§ **Data provided**:
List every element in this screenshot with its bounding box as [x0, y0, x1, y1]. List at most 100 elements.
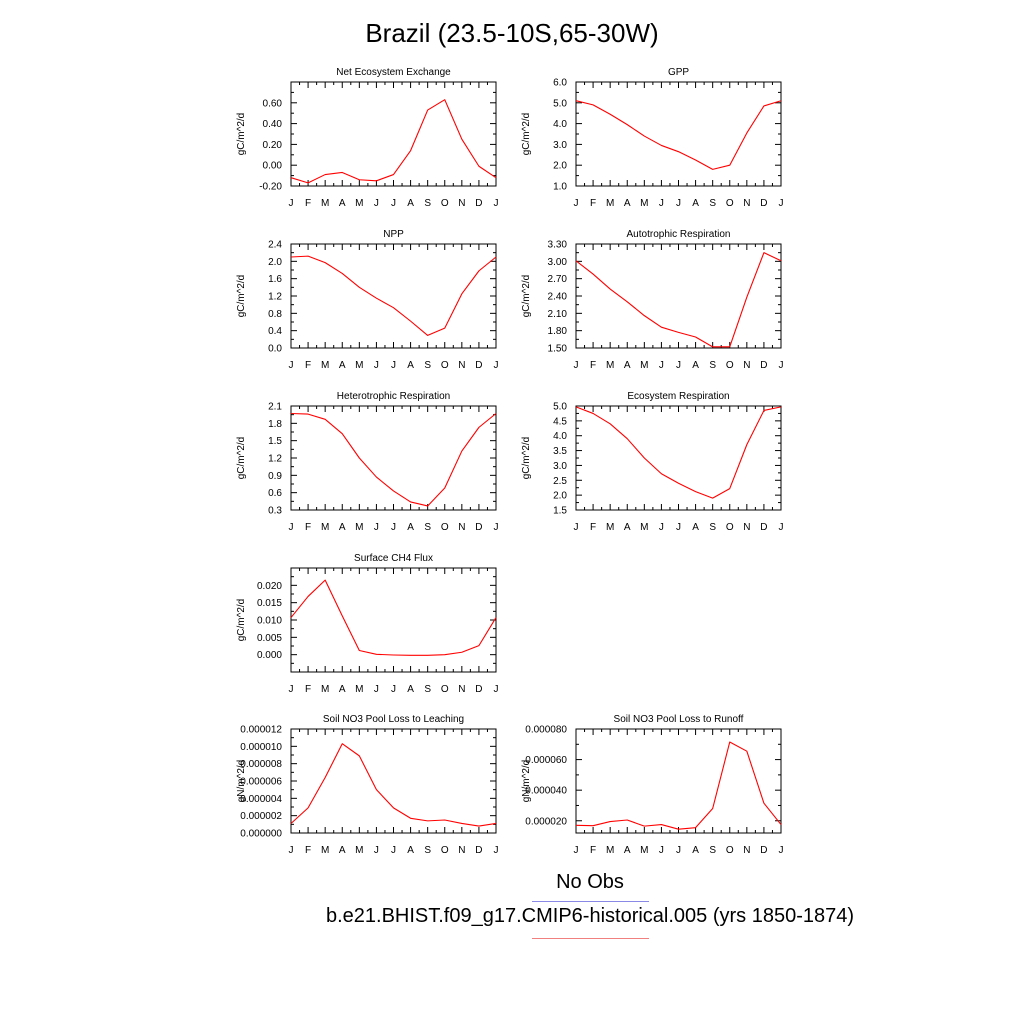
x-tick-label: D [760, 845, 767, 856]
plot-frame [290, 81, 497, 187]
x-tick-label: A [624, 198, 631, 209]
x-tick-label: J [391, 845, 396, 856]
y-tick-label: 3.0 [553, 461, 567, 472]
y-tick-label: 0.000040 [525, 786, 567, 797]
x-tick-label: O [726, 845, 734, 856]
x-tick-label: N [743, 360, 750, 371]
x-tick-label: M [355, 684, 363, 695]
x-tick-label: O [441, 845, 449, 856]
x-tick-label: M [640, 522, 648, 533]
y-tick-label: 0.000010 [240, 742, 282, 753]
x-tick-label: M [606, 198, 614, 209]
y-tick-label: 2.1 [268, 402, 282, 413]
x-tick-label: M [321, 522, 329, 533]
x-tick-label: A [339, 360, 346, 371]
x-tick-label: S [424, 845, 431, 856]
x-tick-label: J [391, 198, 396, 209]
x-tick-label: O [441, 684, 449, 695]
series-line [290, 579, 497, 656]
y-tick-label: 0.015 [257, 598, 282, 609]
x-tick-label: J [659, 198, 664, 209]
x-tick-label: J [494, 845, 499, 856]
y-axis-label: gC/m^2/d [521, 113, 532, 156]
y-tick-label: 0.010 [257, 616, 282, 627]
series-line [290, 412, 497, 507]
x-tick-label: M [355, 360, 363, 371]
y-tick-label: 1.2 [268, 454, 282, 465]
series-line [575, 252, 782, 348]
x-tick-label: A [339, 198, 346, 209]
x-tick-label: J [374, 684, 379, 695]
y-tick-label: 1.5 [553, 506, 567, 517]
x-tick-label: M [321, 198, 329, 209]
x-tick-label: J [289, 522, 294, 533]
x-tick-label: M [321, 360, 329, 371]
x-tick-label: O [441, 522, 449, 533]
y-axis-label: gC/m^2/d [236, 275, 247, 318]
x-tick-label: N [458, 684, 465, 695]
y-tick-label: 5.0 [553, 402, 567, 413]
x-tick-label: A [624, 845, 631, 856]
panel-title: Autotrophic Respiration [627, 229, 731, 240]
x-tick-label: F [305, 360, 311, 371]
y-tick-label: 3.5 [553, 446, 567, 457]
y-tick-label: 0.20 [263, 140, 283, 151]
x-tick-label: J [374, 198, 379, 209]
legend-case-line [532, 938, 649, 939]
x-tick-label: F [305, 522, 311, 533]
y-tick-label: 2.40 [548, 292, 568, 303]
series-line [290, 743, 497, 827]
x-tick-label: J [779, 845, 784, 856]
series-line [575, 100, 782, 170]
x-tick-label: D [475, 684, 482, 695]
x-tick-label: J [676, 845, 681, 856]
x-tick-label: D [760, 360, 767, 371]
x-tick-label: M [355, 845, 363, 856]
x-tick-label: J [391, 684, 396, 695]
x-tick-label: O [726, 522, 734, 533]
y-tick-label: 1.80 [548, 326, 568, 337]
y-tick-label: 5.0 [553, 98, 567, 109]
x-tick-label: S [709, 845, 716, 856]
y-tick-label: 2.0 [553, 491, 567, 502]
x-tick-label: N [458, 198, 465, 209]
x-tick-label: S [424, 198, 431, 209]
x-tick-label: D [475, 198, 482, 209]
y-tick-label: 0.00 [263, 161, 283, 172]
x-tick-label: J [574, 845, 579, 856]
x-tick-label: F [590, 198, 596, 209]
y-tick-label: 0.0 [268, 344, 282, 355]
x-tick-label: N [458, 360, 465, 371]
y-axis-label: gN/m^2/d [236, 760, 247, 803]
x-tick-label: M [606, 522, 614, 533]
y-tick-label: 1.50 [548, 344, 568, 355]
plot-frame [290, 405, 497, 511]
x-tick-label: J [676, 198, 681, 209]
x-tick-label: A [407, 522, 414, 533]
x-tick-label: F [305, 684, 311, 695]
y-tick-label: 0.000008 [240, 759, 282, 770]
x-tick-label: F [590, 845, 596, 856]
y-axis-label: gN/m^2/d [521, 760, 532, 803]
panel-title: Net Ecosystem Exchange [336, 67, 451, 78]
panel-title: NPP [383, 229, 404, 240]
x-tick-label: J [391, 360, 396, 371]
y-tick-label: 0.000006 [240, 777, 282, 788]
y-tick-label: 3.0 [553, 140, 567, 151]
x-tick-label: A [407, 360, 414, 371]
x-tick-label: N [743, 845, 750, 856]
panel-title: Ecosystem Respiration [627, 391, 729, 402]
y-tick-label: 0.8 [268, 309, 282, 320]
y-tick-label: 1.8 [268, 419, 282, 430]
y-tick-label: 1.0 [553, 182, 567, 193]
series-line [575, 406, 782, 499]
x-tick-label: J [659, 360, 664, 371]
y-tick-label: 0.60 [263, 98, 283, 109]
x-tick-label: N [458, 522, 465, 533]
x-tick-label: A [624, 360, 631, 371]
x-tick-label: D [760, 198, 767, 209]
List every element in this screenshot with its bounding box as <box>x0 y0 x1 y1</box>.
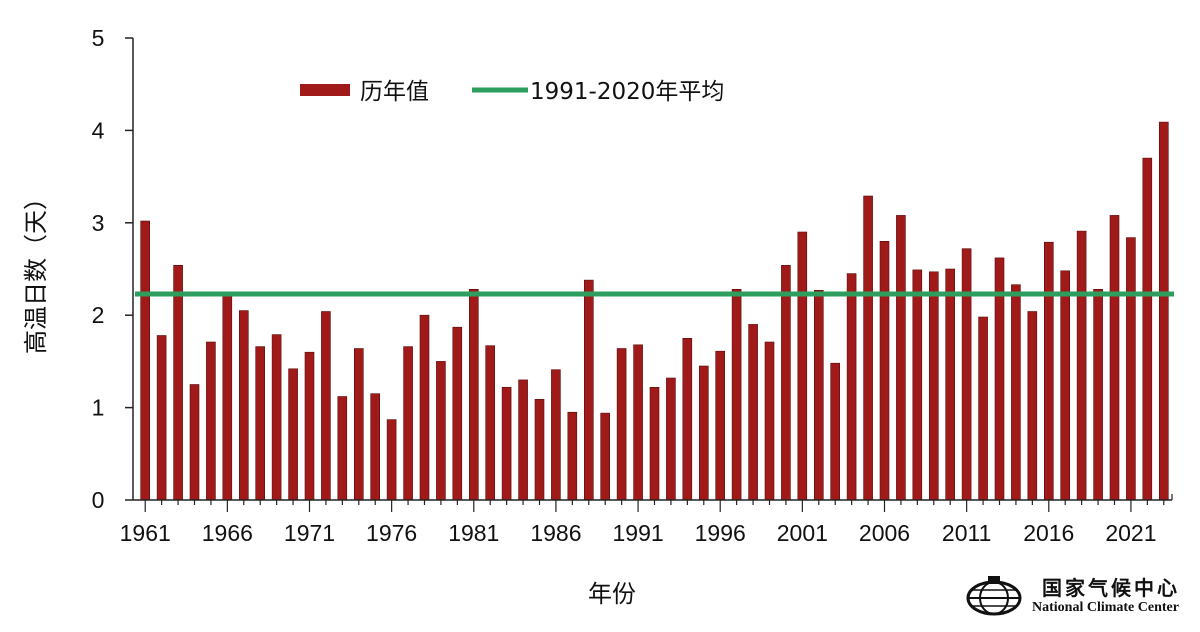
bar-1961 <box>140 220 150 501</box>
bar-1973 <box>337 396 348 501</box>
bar-1974 <box>353 348 364 501</box>
bar-1964 <box>189 384 200 501</box>
x-tick-label: 1976 <box>366 520 417 546</box>
x-axis: 1961 1966 1971 1976 1981 1986 1991 1996 2001 2006… <box>120 494 1173 546</box>
y-axis-title: 高温日数（天） <box>22 186 50 354</box>
bar-2008 <box>912 269 923 501</box>
legend-bar-swatch <box>300 84 350 96</box>
bar-1984 <box>518 379 528 501</box>
bar-1989 <box>600 412 611 501</box>
bar-1965 <box>206 341 216 501</box>
bar-1987 <box>567 411 578 501</box>
bar-2006 <box>879 241 890 501</box>
bar-1970 <box>288 368 298 501</box>
bar-1972 <box>321 311 331 501</box>
bar-1966 <box>222 295 233 501</box>
bar-1996 <box>715 350 726 501</box>
bar-1999 <box>764 341 775 501</box>
bar-1963 <box>173 264 183 501</box>
bar-1982 <box>485 345 496 501</box>
bar-2012 <box>978 316 988 501</box>
globe-emblem-icon <box>966 576 1022 616</box>
y-tick-label: 1 <box>92 395 105 421</box>
bar-2015 <box>1027 311 1038 501</box>
bar-2016 <box>1044 241 1054 501</box>
x-tick-label: 1996 <box>695 520 746 546</box>
x-tick-label: 2001 <box>777 520 828 546</box>
x-tick-label: 2011 <box>942 520 991 546</box>
bar-2011 <box>961 248 972 501</box>
bar-1980 <box>452 326 463 501</box>
bar-2002 <box>813 289 824 501</box>
bar-2010 <box>945 268 956 501</box>
bar-1988 <box>583 279 594 501</box>
legend-line-label: 1991-2020年平均 <box>530 79 724 105</box>
y-tick-label: 5 <box>92 25 105 51</box>
y-tick-label: 4 <box>92 117 105 143</box>
bar-1995 <box>698 365 709 501</box>
bar-1977 <box>403 346 413 501</box>
legend-bar-label: 历年值 <box>360 79 429 105</box>
bar-1990 <box>616 348 627 501</box>
bar-2023 <box>1159 121 1169 501</box>
national-climate-center-logo: 国家气候中心 National Climate Center <box>960 570 1195 630</box>
bar-2007 <box>896 215 906 501</box>
bar-1976 <box>386 419 397 501</box>
bar-1993 <box>666 377 676 501</box>
bar-1975 <box>370 393 381 501</box>
bar-1967 <box>239 310 249 501</box>
x-tick-label: 1966 <box>202 520 253 546</box>
x-tick-label: 1961 <box>120 520 171 546</box>
x-tick-label: 2016 <box>1023 520 1074 546</box>
bar-1998 <box>748 324 758 501</box>
bar-2022 <box>1142 157 1153 501</box>
bar-1992 <box>649 386 660 501</box>
x-tick-label: 1971 <box>284 520 335 546</box>
bar-1981 <box>468 288 479 501</box>
bar-1997 <box>731 288 742 501</box>
y-tick-label: 3 <box>92 210 105 236</box>
bar-2017 <box>1060 270 1070 501</box>
bar-1994 <box>682 337 693 501</box>
bar-1985 <box>534 398 545 501</box>
bar-1978 <box>419 314 430 501</box>
bars <box>140 121 1169 501</box>
bar-2020 <box>1109 215 1120 501</box>
x-tick-label: 1986 <box>530 520 581 546</box>
bar-2003 <box>830 362 841 501</box>
bar-1968 <box>255 346 265 501</box>
x-tick-label: 2006 <box>859 520 910 546</box>
bar-2000 <box>781 264 791 501</box>
bar-1962 <box>156 335 167 501</box>
y-tick-label: 0 <box>92 487 105 513</box>
bar-1986 <box>551 369 561 501</box>
logo-chinese-name: 国家气候中心 <box>1042 576 1180 600</box>
bar-2014 <box>1011 284 1021 501</box>
legend: 历年值 1991-2020年平均 <box>300 79 724 105</box>
y-tick-label: 2 <box>92 302 105 328</box>
bar-1979 <box>436 361 446 501</box>
bar-2005 <box>863 195 873 501</box>
bar-2021 <box>1126 237 1136 501</box>
bar-1969 <box>271 334 282 501</box>
x-tick-label: 1981 <box>448 520 499 546</box>
bar-2004 <box>846 273 857 501</box>
bar-2001 <box>797 231 808 501</box>
bar-2019 <box>1093 288 1103 501</box>
bar-2009 <box>928 271 939 501</box>
y-axis: 0 1 2 3 4 5 <box>92 25 134 513</box>
bar-1983 <box>501 386 512 501</box>
bar-1971 <box>304 351 315 501</box>
bar-2018 <box>1076 230 1087 501</box>
x-tick-label: 1991 <box>612 520 663 546</box>
bar-1991 <box>633 344 643 501</box>
logo-english-name: National Climate Center <box>1032 600 1179 615</box>
x-axis-title: 年份 <box>588 580 636 608</box>
x-tick-label: 2021 <box>1105 520 1156 546</box>
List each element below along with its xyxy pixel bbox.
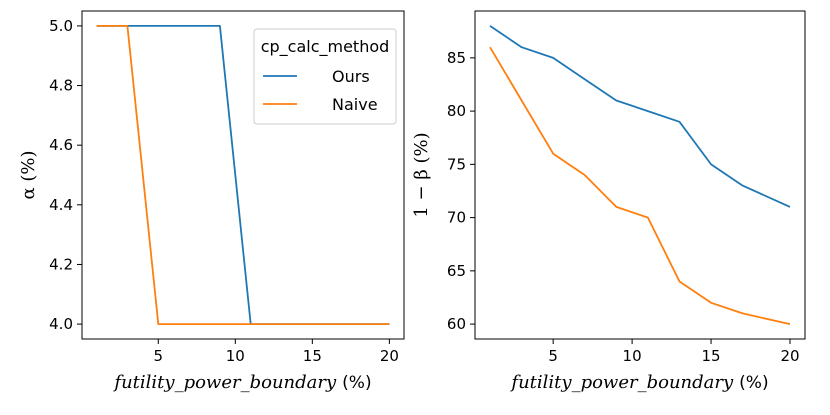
power-chart-x-tick-label: 20: [780, 347, 799, 365]
alpha-chart-x-axis-unit: (%): [342, 373, 371, 393]
power-chart-x-axis-name: futility_power_boundary: [509, 372, 734, 393]
power-chart-series-naive: [489, 46, 791, 325]
power-chart-frame: [474, 10, 806, 340]
legend-label-naive: Naive: [332, 95, 378, 114]
power-chart-x-tick-label: 15: [702, 347, 721, 365]
alpha-chart-x-tick-label: 15: [303, 347, 322, 365]
alpha-chart: 5 10 15 20 4.0 4.2 4.4 4.6 4.8 5.0 futility_power…: [18, 10, 405, 393]
power-chart-series: [489, 25, 791, 325]
alpha-chart-y-tick-label: 4.6: [49, 136, 73, 154]
power-chart-x-tick-label: 10: [623, 347, 642, 365]
alpha-chart-series-naive: [96, 24, 390, 326]
alpha-chart-y-tick-label: 4.0: [49, 315, 73, 333]
alpha-chart-frame: [81, 10, 405, 340]
legend-title: cp_calc_method: [261, 37, 390, 57]
legend-box: [253, 28, 397, 125]
alpha-chart-x-axis-label: futility_power_boundary (%): [112, 372, 371, 393]
power-chart-y-axis-label: 1 − β (%): [411, 132, 432, 217]
power-chart-x-tick-label: 5: [548, 347, 558, 365]
power-chart-y-tick-label: 65: [447, 262, 466, 280]
alpha-chart-y-tick-label: 4.2: [49, 255, 73, 273]
legend: cp_calc_method Ours Naive: [253, 28, 397, 125]
power-chart-x-axis-unit: (%): [739, 373, 768, 393]
alpha-chart-y-tick-label: 4.8: [49, 77, 73, 95]
alpha-chart-series: [96, 24, 390, 326]
power-chart-y-tick-label: 80: [447, 102, 466, 120]
power-chart-y-tick-label: 60: [447, 315, 466, 333]
alpha-chart-ticks: 5 10 15 20 4.0 4.2 4.4 4.6 4.8 5.0: [49, 17, 399, 365]
alpha-chart-x-tick-label: 5: [153, 347, 163, 365]
alpha-chart-y-tick-label: 5.0: [49, 17, 73, 35]
power-chart-y-tick-label: 70: [447, 209, 466, 227]
alpha-chart-x-axis-name: futility_power_boundary: [112, 372, 337, 393]
power-chart-y-tick-label: 85: [447, 49, 466, 67]
alpha-chart-y-axis-label: α (%): [18, 150, 39, 199]
power-chart-y-tick-label: 75: [447, 155, 466, 173]
alpha-chart-y-tick-label: 4.4: [49, 196, 73, 214]
legend-label-ours: Ours: [332, 67, 370, 86]
power-chart-x-axis-label: futility_power_boundary (%): [509, 372, 768, 393]
power-chart-series-ours: [489, 25, 791, 208]
power-chart-ticks: 5 10 15 20 60 65 70 75 80 85: [447, 49, 800, 365]
power-chart: 5 10 15 20 60 65 70 75 80 85 futility_power_bound…: [411, 10, 806, 393]
alpha-chart-x-tick-label: 10: [226, 347, 245, 365]
alpha-chart-x-tick-label: 20: [380, 347, 399, 365]
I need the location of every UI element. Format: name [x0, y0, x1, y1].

§ **Given request**: Copy out every line from the one containing "power-chart-x-tick-label: 20: [780, 347, 799, 365]" down to the one containing "legend-box: [253, 28, 397, 125]", both included, with no changes.

§ **Output of the task**:
power-chart-x-tick-label: 20: [780, 347, 799, 365]
alpha-chart-x-axis-unit: (%): [342, 373, 371, 393]
power-chart-x-axis-name: futility_power_boundary: [509, 372, 734, 393]
power-chart-series-naive: [489, 46, 791, 325]
power-chart-frame: [474, 10, 806, 340]
legend-label-naive: Naive: [332, 95, 378, 114]
power-chart-x-tick-label: 15: [702, 347, 721, 365]
alpha-chart-x-tick-label: 15: [303, 347, 322, 365]
alpha-chart: 5 10 15 20 4.0 4.2 4.4 4.6 4.8 5.0 futility_power…: [18, 10, 405, 393]
power-chart-series: [489, 25, 791, 325]
alpha-chart-y-tick-label: 4.6: [49, 136, 73, 154]
power-chart-x-tick-label: 10: [623, 347, 642, 365]
alpha-chart-series-naive: [96, 24, 390, 326]
alpha-chart-y-tick-label: 4.0: [49, 315, 73, 333]
alpha-chart-frame: [81, 10, 405, 340]
legend-title: cp_calc_method: [261, 37, 390, 57]
legend-box: [253, 28, 397, 125]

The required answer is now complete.